To be done >> In the entries below, find the lines that contain the word "сдано" and copy them.

Material for this exercise >>

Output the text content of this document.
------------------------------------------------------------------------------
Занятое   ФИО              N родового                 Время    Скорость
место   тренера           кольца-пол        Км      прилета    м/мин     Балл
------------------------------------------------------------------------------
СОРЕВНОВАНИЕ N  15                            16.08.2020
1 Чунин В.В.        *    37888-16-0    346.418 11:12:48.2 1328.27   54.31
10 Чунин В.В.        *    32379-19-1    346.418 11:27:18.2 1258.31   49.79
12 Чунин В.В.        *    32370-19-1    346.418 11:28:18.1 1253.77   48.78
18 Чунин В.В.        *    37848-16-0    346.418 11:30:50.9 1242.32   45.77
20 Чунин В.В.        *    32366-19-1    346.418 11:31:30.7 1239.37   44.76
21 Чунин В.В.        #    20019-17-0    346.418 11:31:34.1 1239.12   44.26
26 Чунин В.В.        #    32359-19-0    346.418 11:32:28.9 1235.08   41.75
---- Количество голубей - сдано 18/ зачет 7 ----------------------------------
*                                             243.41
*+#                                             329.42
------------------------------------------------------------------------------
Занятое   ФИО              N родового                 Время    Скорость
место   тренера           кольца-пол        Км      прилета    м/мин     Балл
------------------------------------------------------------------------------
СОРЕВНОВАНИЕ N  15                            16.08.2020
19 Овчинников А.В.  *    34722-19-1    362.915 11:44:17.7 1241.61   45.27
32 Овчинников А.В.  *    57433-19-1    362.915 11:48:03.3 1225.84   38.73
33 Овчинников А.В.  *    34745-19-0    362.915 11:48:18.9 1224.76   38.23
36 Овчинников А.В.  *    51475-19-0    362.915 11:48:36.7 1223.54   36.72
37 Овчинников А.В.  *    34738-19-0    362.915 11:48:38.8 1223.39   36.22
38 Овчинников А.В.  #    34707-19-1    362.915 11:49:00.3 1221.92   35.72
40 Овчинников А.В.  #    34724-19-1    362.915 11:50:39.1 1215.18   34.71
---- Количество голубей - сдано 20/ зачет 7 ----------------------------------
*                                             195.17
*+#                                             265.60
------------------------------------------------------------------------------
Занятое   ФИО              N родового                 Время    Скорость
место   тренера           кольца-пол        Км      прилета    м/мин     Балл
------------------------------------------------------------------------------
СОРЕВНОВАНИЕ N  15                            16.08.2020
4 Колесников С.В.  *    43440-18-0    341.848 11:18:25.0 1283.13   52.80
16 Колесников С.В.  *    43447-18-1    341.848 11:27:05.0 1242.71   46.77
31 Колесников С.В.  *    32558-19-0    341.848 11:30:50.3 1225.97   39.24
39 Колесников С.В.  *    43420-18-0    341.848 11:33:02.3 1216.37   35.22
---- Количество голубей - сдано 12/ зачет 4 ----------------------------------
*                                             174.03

Response >>
---- Количество голубей - сдано 18/ зачет 7 ----------------------------------
---- Количество голубей - сдано 20/ зачет 7 ----------------------------------
---- Количество голубей - сдано 12/ зачет 4 ----------------------------------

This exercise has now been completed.